── MATERIAL PROVIDED

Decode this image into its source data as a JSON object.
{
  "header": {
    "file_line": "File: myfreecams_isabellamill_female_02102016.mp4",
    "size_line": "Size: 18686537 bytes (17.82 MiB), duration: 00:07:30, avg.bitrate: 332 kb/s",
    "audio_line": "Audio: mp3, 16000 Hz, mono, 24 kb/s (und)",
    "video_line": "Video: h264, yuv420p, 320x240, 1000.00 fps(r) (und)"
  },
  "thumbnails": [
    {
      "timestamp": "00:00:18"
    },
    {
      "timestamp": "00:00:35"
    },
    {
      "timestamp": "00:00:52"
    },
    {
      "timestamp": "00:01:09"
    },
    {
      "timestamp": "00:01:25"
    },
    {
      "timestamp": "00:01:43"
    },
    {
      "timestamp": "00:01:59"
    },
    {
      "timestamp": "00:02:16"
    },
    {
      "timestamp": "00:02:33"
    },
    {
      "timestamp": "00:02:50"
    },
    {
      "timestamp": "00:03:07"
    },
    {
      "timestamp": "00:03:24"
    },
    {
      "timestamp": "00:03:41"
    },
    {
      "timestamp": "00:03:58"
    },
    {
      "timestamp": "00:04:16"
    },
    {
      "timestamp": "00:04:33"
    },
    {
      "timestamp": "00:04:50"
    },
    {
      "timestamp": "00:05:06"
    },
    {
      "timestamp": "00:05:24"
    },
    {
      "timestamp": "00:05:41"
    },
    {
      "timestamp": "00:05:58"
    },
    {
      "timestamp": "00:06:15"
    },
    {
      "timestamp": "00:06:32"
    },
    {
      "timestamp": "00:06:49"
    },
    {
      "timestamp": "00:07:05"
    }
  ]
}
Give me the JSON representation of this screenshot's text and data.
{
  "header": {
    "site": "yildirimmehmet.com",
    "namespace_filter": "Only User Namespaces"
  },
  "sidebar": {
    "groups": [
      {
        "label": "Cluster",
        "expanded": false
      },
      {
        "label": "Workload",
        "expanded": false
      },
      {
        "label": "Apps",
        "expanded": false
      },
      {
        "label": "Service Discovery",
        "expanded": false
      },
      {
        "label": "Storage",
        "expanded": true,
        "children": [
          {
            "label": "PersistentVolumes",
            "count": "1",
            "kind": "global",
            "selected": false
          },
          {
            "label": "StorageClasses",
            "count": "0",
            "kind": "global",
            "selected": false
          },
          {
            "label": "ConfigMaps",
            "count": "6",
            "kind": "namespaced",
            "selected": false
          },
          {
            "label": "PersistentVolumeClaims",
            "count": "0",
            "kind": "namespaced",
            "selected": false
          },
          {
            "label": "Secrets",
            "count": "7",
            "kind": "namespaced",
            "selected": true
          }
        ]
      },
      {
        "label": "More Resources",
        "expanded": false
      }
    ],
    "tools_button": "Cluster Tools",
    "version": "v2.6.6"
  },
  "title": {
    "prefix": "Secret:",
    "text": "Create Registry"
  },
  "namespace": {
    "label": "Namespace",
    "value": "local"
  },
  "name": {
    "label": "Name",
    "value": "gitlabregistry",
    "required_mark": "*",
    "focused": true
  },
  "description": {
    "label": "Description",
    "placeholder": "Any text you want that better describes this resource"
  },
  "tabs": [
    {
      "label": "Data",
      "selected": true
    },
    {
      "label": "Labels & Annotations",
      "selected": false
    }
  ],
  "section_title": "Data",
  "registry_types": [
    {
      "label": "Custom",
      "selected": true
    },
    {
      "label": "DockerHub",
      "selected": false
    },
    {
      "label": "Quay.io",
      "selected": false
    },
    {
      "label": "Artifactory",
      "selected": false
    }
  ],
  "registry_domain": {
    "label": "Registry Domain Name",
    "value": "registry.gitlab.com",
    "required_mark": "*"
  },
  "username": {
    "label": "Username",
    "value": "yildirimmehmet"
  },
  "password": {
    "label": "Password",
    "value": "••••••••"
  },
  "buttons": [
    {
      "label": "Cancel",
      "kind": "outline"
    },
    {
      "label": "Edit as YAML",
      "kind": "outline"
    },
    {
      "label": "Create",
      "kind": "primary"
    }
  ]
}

────

→ PROBLEM DETAILS
Exactly reproduce the material above.

→ RIGHT ANSWER
Decode this image into its source data as a JSON object.
{
  "header": {
    "file_line": "File: myfreecams_isabellamill_female_02102016.mp4",
    "size_line": "Size: 18686537 bytes (17.82 MiB), duration: 00:07:30, avg.bitrate: 332 kb/s",
    "audio_line": "Audio: mp3, 16000 Hz, mono, 24 kb/s (und)",
    "video_line": "Video: h264, yuv420p, 320x240, 1000.00 fps(r) (und)"
  },
  "thumbnails": [
    {
      "timestamp": "00:00:18"
    },
    {
      "timestamp": "00:00:35"
    },
    {
      "timestamp": "00:00:52"
    },
    {
      "timestamp": "00:01:09"
    },
    {
      "timestamp": "00:01:25"
    },
    {
      "timestamp": "00:01:43"
    },
    {
      "timestamp": "00:01:59"
    },
    {
      "timestamp": "00:02:16"
    },
    {
      "timestamp": "00:02:33"
    },
    {
      "timestamp": "00:02:50"
    },
    {
      "timestamp": "00:03:07"
    },
    {
      "timestamp": "00:03:24"
    },
    {
      "timestamp": "00:03:41"
    },
    {
      "timestamp": "00:03:58"
    },
    {
      "timestamp": "00:04:16"
    },
    {
      "timestamp": "00:04:33"
    },
    {
      "timestamp": "00:04:50"
    },
    {
      "timestamp": "00:05:06"
    },
    {
      "timestamp": "00:05:24"
    },
    {
      "timestamp": "00:05:41"
    },
    {
      "timestamp": "00:05:58"
    },
    {
      "timestamp": "00:06:15"
    },
    {
      "timestamp": "00:06:32"
    },
    {
      "timestamp": "00:06:49"
    },
    {
      "timestamp": "00:07:05"
    }
  ]
}
Give me the JSON representation of this screenshot's text and data.
{
  "header": {
    "site": "yildirimmehmet.com",
    "namespace_filter": "Only User Namespaces"
  },
  "sidebar": {
    "groups": [
      {
        "label": "Cluster",
        "expanded": false
      },
      {
        "label": "Workload",
        "expanded": false
      },
      {
        "label": "Apps",
        "expanded": false
      },
      {
        "label": "Service Discovery",
        "expanded": false
      },
      {
        "label": "Storage",
        "expanded": true,
        "children": [
          {
            "label": "PersistentVolumes",
            "count": "1",
            "kind": "global",
            "selected": false
          },
          {
            "label": "StorageClasses",
            "count": "0",
            "kind": "global",
            "selected": false
          },
          {
            "label": "ConfigMaps",
            "count": "6",
            "kind": "namespaced",
            "selected": false
          },
          {
            "label": "PersistentVolumeClaims",
            "count": "0",
            "kind": "namespaced",
            "selected": false
          },
          {
            "label": "Secrets",
            "count": "7",
            "kind": "namespaced",
            "selected": true
          }
        ]
      },
      {
        "label": "More Resources",
        "expanded": false
      }
    ],
    "tools_button": "Cluster Tools",
    "version": "v2.6.6"
  },
  "title": {
    "prefix": "Secret:",
    "text": "Create Registry"
  },
  "namespace": {
    "label": "Namespace",
    "value": "local"
  },
  "name": {
    "label": "Name",
    "value": "gitlabregistry",
    "required_mark": "*",
    "focused": true
  },
  "description": {
    "label": "Description",
    "placeholder": "Any text you want that better describes this resource"
  },
  "tabs": [
    {
      "label": "Data",
      "selected": true
    },
    {
      "label": "Labels & Annotations",
      "selected": false
    }
  ],
  "section_title": "Data",
  "registry_types": [
    {
      "label": "Custom",
      "selected": true
    },
    {
      "label": "DockerHub",
      "selected": false
    },
    {
      "label": "Quay.io",
      "selected": false
    },
    {
      "label": "Artifactory",
      "selected": false
    }
  ],
  "registry_domain": {
    "label": "Registry Domain Name",
    "value": "registry.gitlab.com",
    "required_mark": "*"
  },
  "username": {
    "label": "Username",
    "value": "yildirimmehmet"
  },
  "password": {
    "label": "Password",
    "value": "••••••••"
  },
  "buttons": [
    {
      "label": "Cancel",
      "kind": "outline"
    },
    {
      "label": "Edit as YAML",
      "kind": "outline"
    },
    {
      "label": "Create",
      "kind": "primary"
    }
  ]
}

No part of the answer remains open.